=== Short exercise ===
Below are records; print only the lines from the line containing "Read all visible" to the end, both included, reproduced exactly and without the pictures.
--- --- ---
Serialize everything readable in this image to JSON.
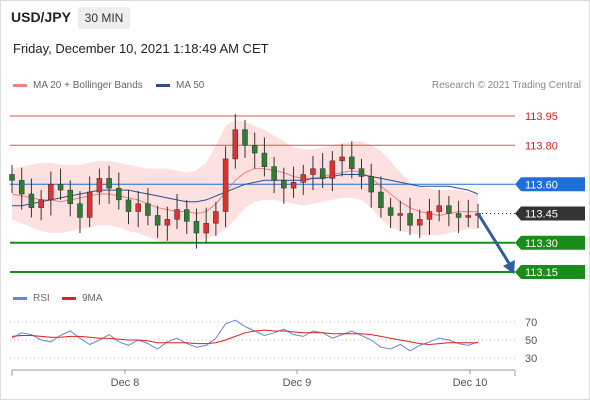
{
  "header": {
    "symbol": "USD/JPY",
    "timeframe": "30 MIN",
    "datetime": "Friday, December 10, 2021 1:18:49 AM CET"
  },
  "legend": {
    "ma20_label": "MA 20 + Bollinger Bands",
    "ma50_label": "MA 50",
    "rsi_label": "RSI",
    "rsi_ma_label": "9MA",
    "copyright": "Research © 2021 Trading Central"
  },
  "colors": {
    "ma20": "#f08080",
    "ma50": "#2c4f8f",
    "bollinger_fill": "#fde0e0",
    "bull": "#e03030",
    "bear": "#2e7d32",
    "resistance": "#e05050",
    "support": "#1a8c1a",
    "pivot": "#1e6fd9",
    "last": "#333333",
    "arrow": "#2f5f9e",
    "rsi": "#6b86d6",
    "rsi_ma": "#e02020"
  },
  "chart_data": [
    {
      "type": "line",
      "title": "USD/JPY 30 MIN",
      "x_ticks": [
        "Dec 8",
        "Dec 9",
        "Dec 10"
      ],
      "y_ticks": [
        113.15,
        113.3,
        113.45,
        113.6,
        113.8,
        113.95
      ],
      "ylim": [
        113.1,
        114.0
      ],
      "levels": [
        {
          "value": 113.95,
          "label": "113.95",
          "kind": "resistance"
        },
        {
          "value": 113.8,
          "label": "113.80",
          "kind": "resistance"
        },
        {
          "value": 113.6,
          "label": "113.60",
          "kind": "pivot"
        },
        {
          "value": 113.45,
          "label": "113.45",
          "kind": "last"
        },
        {
          "value": 113.3,
          "label": "113.30",
          "kind": "support"
        },
        {
          "value": 113.15,
          "label": "113.15",
          "kind": "support"
        }
      ],
      "series": [
        {
          "name": "MA 20 + Bollinger Bands",
          "values": [
            113.55,
            113.54,
            113.53,
            113.52,
            113.52,
            113.51,
            113.52,
            113.53,
            113.54,
            113.55,
            113.55,
            113.54,
            113.53,
            113.52,
            113.5,
            113.48,
            113.47,
            113.46,
            113.46,
            113.45,
            113.46,
            113.5,
            113.56,
            113.62,
            113.66,
            113.68,
            113.68,
            113.67,
            113.66,
            113.64,
            113.63,
            113.63,
            113.64,
            113.65,
            113.66,
            113.67,
            113.66,
            113.63,
            113.59,
            113.55,
            113.51,
            113.48,
            113.46,
            113.45,
            113.44,
            113.45,
            113.46,
            113.46,
            113.46
          ]
        },
        {
          "name": "MA 50",
          "values": [
            113.49,
            113.49,
            113.5,
            113.51,
            113.52,
            113.53,
            113.54,
            113.55,
            113.56,
            113.57,
            113.57,
            113.57,
            113.57,
            113.56,
            113.55,
            113.54,
            113.53,
            113.52,
            113.51,
            113.51,
            113.52,
            113.54,
            113.56,
            113.58,
            113.6,
            113.61,
            113.62,
            113.62,
            113.62,
            113.62,
            113.62,
            113.63,
            113.63,
            113.64,
            113.65,
            113.65,
            113.65,
            113.64,
            113.63,
            113.62,
            113.61,
            113.6,
            113.59,
            113.59,
            113.59,
            113.59,
            113.58,
            113.57,
            113.55
          ]
        }
      ],
      "bollinger": {
        "upper": [
          113.68,
          113.69,
          113.7,
          113.71,
          113.71,
          113.7,
          113.7,
          113.7,
          113.71,
          113.72,
          113.72,
          113.71,
          113.7,
          113.69,
          113.68,
          113.68,
          113.68,
          113.67,
          113.66,
          113.67,
          113.71,
          113.8,
          113.9,
          113.93,
          113.92,
          113.9,
          113.88,
          113.85,
          113.82,
          113.79,
          113.78,
          113.78,
          113.79,
          113.8,
          113.81,
          113.82,
          113.82,
          113.8,
          113.77,
          113.72,
          113.66,
          113.61,
          113.59,
          113.58,
          113.57,
          113.57,
          113.57,
          113.56,
          113.55
        ],
        "lower": [
          113.42,
          113.4,
          113.38,
          113.36,
          113.35,
          113.35,
          113.36,
          113.37,
          113.38,
          113.39,
          113.39,
          113.38,
          113.36,
          113.35,
          113.33,
          113.31,
          113.3,
          113.3,
          113.3,
          113.31,
          113.32,
          113.34,
          113.37,
          113.42,
          113.48,
          113.51,
          113.52,
          113.52,
          113.51,
          113.5,
          113.49,
          113.5,
          113.51,
          113.52,
          113.53,
          113.53,
          113.52,
          113.48,
          113.42,
          113.38,
          113.36,
          113.35,
          113.34,
          113.34,
          113.34,
          113.35,
          113.36,
          113.37,
          113.37
        ]
      },
      "close": [
        113.62,
        113.55,
        113.48,
        113.52,
        113.6,
        113.57,
        113.5,
        113.43,
        113.56,
        113.63,
        113.58,
        113.52,
        113.46,
        113.5,
        113.44,
        113.39,
        113.42,
        113.47,
        113.41,
        113.35,
        113.4,
        113.46,
        113.73,
        113.88,
        113.8,
        113.76,
        113.69,
        113.62,
        113.58,
        113.61,
        113.65,
        113.68,
        113.63,
        113.72,
        113.74,
        113.68,
        113.64,
        113.56,
        113.48,
        113.44,
        113.45,
        113.39,
        113.42,
        113.46,
        113.49,
        113.45,
        113.43,
        113.44,
        113.45
      ]
    },
    {
      "type": "line",
      "title": "",
      "y_ticks": [
        30,
        50,
        70
      ],
      "ylim": [
        20,
        80
      ],
      "series": [
        {
          "name": "RSI",
          "values": [
            52,
            58,
            56,
            50,
            48,
            55,
            60,
            52,
            45,
            50,
            56,
            48,
            44,
            50,
            46,
            40,
            48,
            52,
            46,
            42,
            44,
            52,
            68,
            72,
            65,
            60,
            55,
            58,
            62,
            56,
            54,
            60,
            58,
            52,
            56,
            60,
            55,
            50,
            42,
            40,
            45,
            38,
            44,
            48,
            52,
            50,
            46,
            44,
            48
          ]
        },
        {
          "name": "9MA",
          "values": [
            54,
            55,
            55,
            54,
            53,
            53,
            54,
            54,
            53,
            52,
            52,
            51,
            50,
            50,
            49,
            47,
            47,
            47,
            47,
            46,
            46,
            47,
            50,
            54,
            58,
            60,
            61,
            60,
            60,
            59,
            58,
            58,
            58,
            57,
            57,
            57,
            57,
            56,
            54,
            52,
            50,
            48,
            46,
            45,
            46,
            47,
            47,
            47,
            47
          ]
        }
      ]
    }
  ]
}
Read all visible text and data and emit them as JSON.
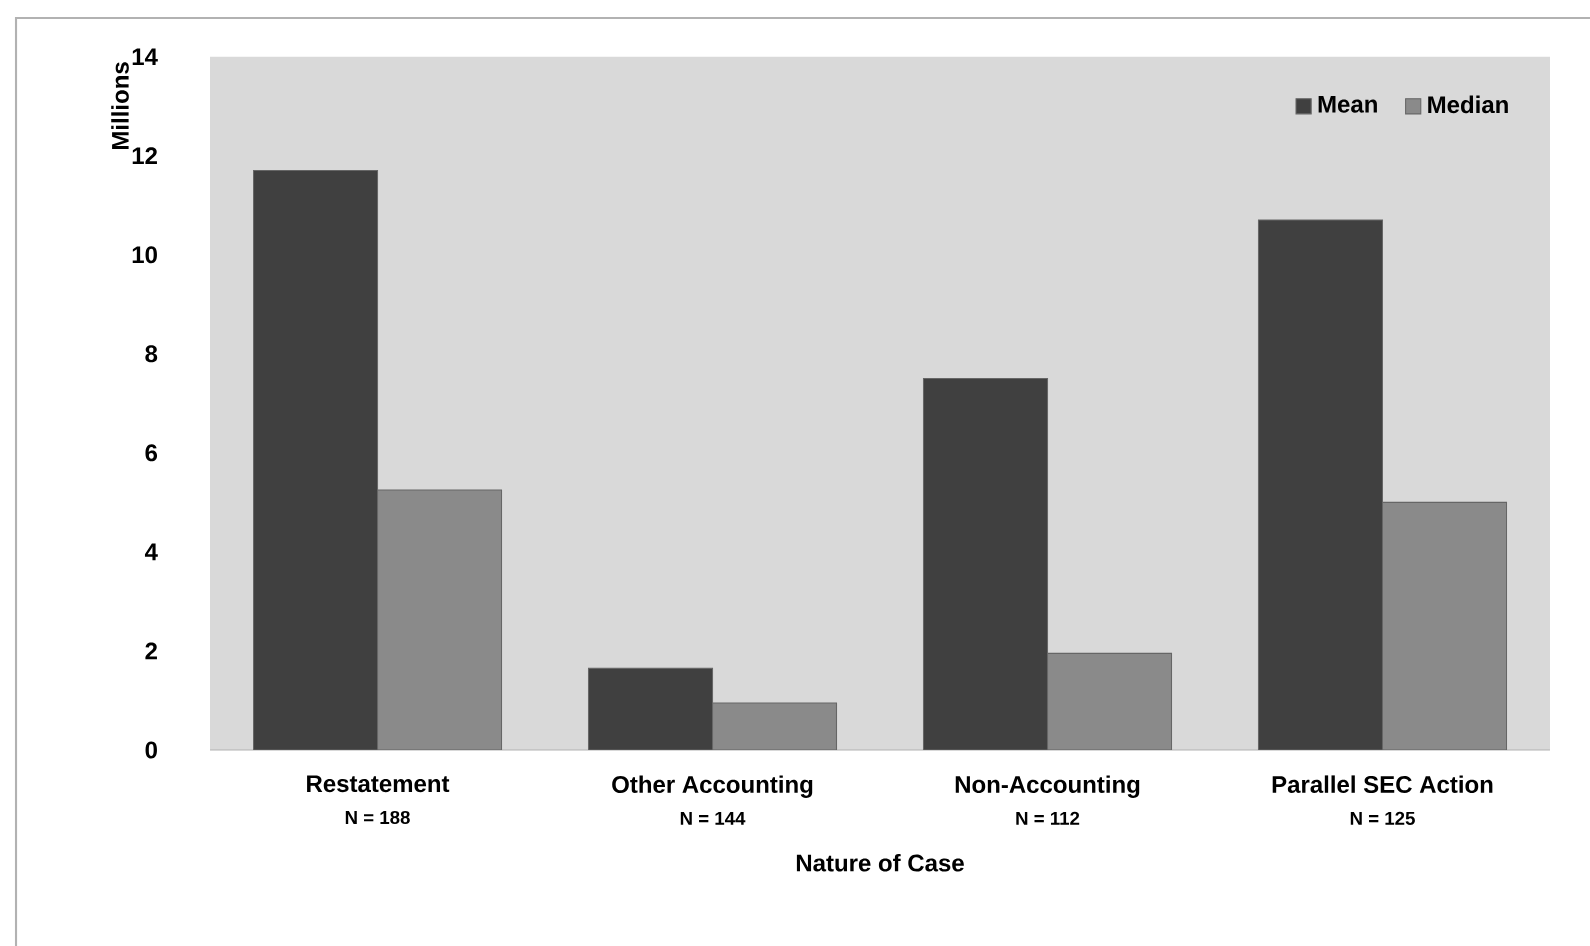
{
  "chart_data": {
    "type": "bar",
    "xlabel": "Nature of Case",
    "ylabel": "Millions",
    "categories": [
      "Restatement",
      "Other Accounting",
      "Non-Accounting",
      "Parallel SEC Action"
    ],
    "annotations": [
      "N = 188",
      "N = 144",
      "N = 112",
      "N = 125"
    ],
    "series": [
      {
        "name": "Mean",
        "color": "#404040",
        "values": [
          11.7,
          1.65,
          7.5,
          10.7
        ]
      },
      {
        "name": "Median",
        "color": "#8a8a8a",
        "values": [
          5.25,
          0.95,
          1.95,
          5.0
        ]
      }
    ],
    "ylim": [
      0,
      14
    ],
    "yticks": [
      0,
      2,
      4,
      6,
      8,
      10,
      12,
      14
    ],
    "legend": "top right"
  }
}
--- --- ---
=== Final answer ===
Read all visible text and data and emit them as JSON.
{
  "chart_data": {
    "type": "bar",
    "xlabel": "Nature of Case",
    "ylabel": "Millions",
    "categories": [
      "Restatement",
      "Other Accounting",
      "Non-Accounting",
      "Parallel SEC Action"
    ],
    "annotations": [
      "N = 188",
      "N = 144",
      "N = 112",
      "N = 125"
    ],
    "series": [
      {
        "name": "Mean",
        "color": "#404040",
        "values": [
          11.7,
          1.65,
          7.5,
          10.7
        ]
      },
      {
        "name": "Median",
        "color": "#8a8a8a",
        "values": [
          5.25,
          0.95,
          1.95,
          5.0
        ]
      }
    ],
    "ylim": [
      0,
      14
    ],
    "yticks": [
      0,
      2,
      4,
      6,
      8,
      10,
      12,
      14
    ],
    "legend": "top right"
  }
}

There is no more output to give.